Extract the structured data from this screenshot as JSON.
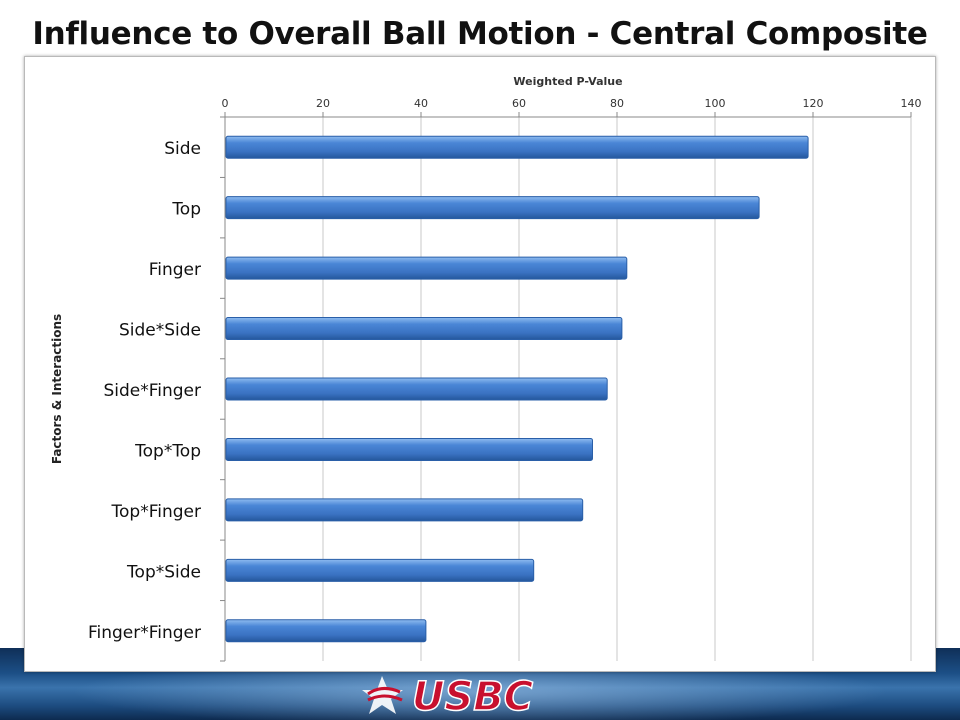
{
  "slide": {
    "title": "Influence to Overall Ball Motion - Central Composite",
    "logo_text": "USBC"
  },
  "colors": {
    "bar": "#4a86d6",
    "bar_dark": "#2a5fa8",
    "grid": "#c8c8c8",
    "footer": "#1c4f86"
  },
  "chart_data": {
    "type": "bar",
    "orientation": "horizontal",
    "title": "",
    "xlabel": "Weighted P-Value",
    "ylabel": "Factors & Interactions",
    "x_axis_position": "top",
    "xlim": [
      0,
      140
    ],
    "xticks": [
      0,
      20,
      40,
      60,
      80,
      100,
      120,
      140
    ],
    "grid": true,
    "legend": "none",
    "categories": [
      "Side",
      "Top",
      "Finger",
      "Side*Side",
      "Side*Finger",
      "Top*Top",
      "Top*Finger",
      "Top*Side",
      "Finger*Finger"
    ],
    "values": [
      119,
      109,
      82,
      81,
      78,
      75,
      73,
      63,
      41
    ]
  }
}
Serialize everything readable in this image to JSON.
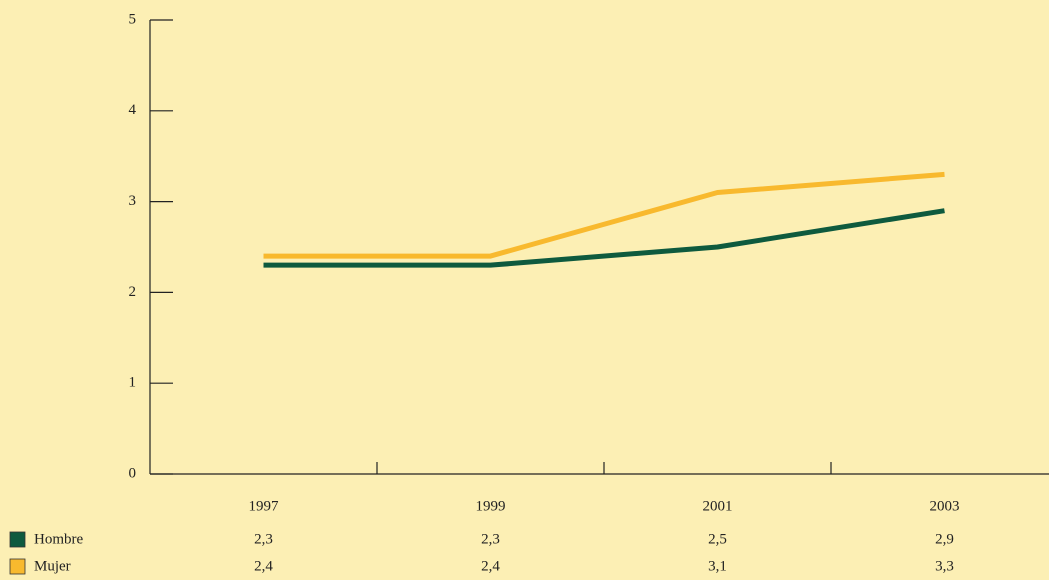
{
  "chart_data": {
    "type": "line",
    "categories": [
      "1997",
      "1999",
      "2001",
      "2003"
    ],
    "series": [
      {
        "name": "Hombre",
        "color": "#0e5a3e",
        "values": [
          2.3,
          2.3,
          2.5,
          2.9
        ],
        "value_labels": [
          "2,3",
          "2,3",
          "2,5",
          "2,9"
        ]
      },
      {
        "name": "Mujer",
        "color": "#f8b92e",
        "values": [
          2.4,
          2.4,
          3.1,
          3.3
        ],
        "value_labels": [
          "2,4",
          "2,4",
          "3,1",
          "3,3"
        ]
      }
    ],
    "ylim": [
      0,
      5
    ],
    "yticks": [
      0,
      1,
      2,
      3,
      4,
      5
    ],
    "grid": false
  }
}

--*--

Set exercise: Give the number of lines containing the word "JSON". No other answer is needed.

Full answer: 2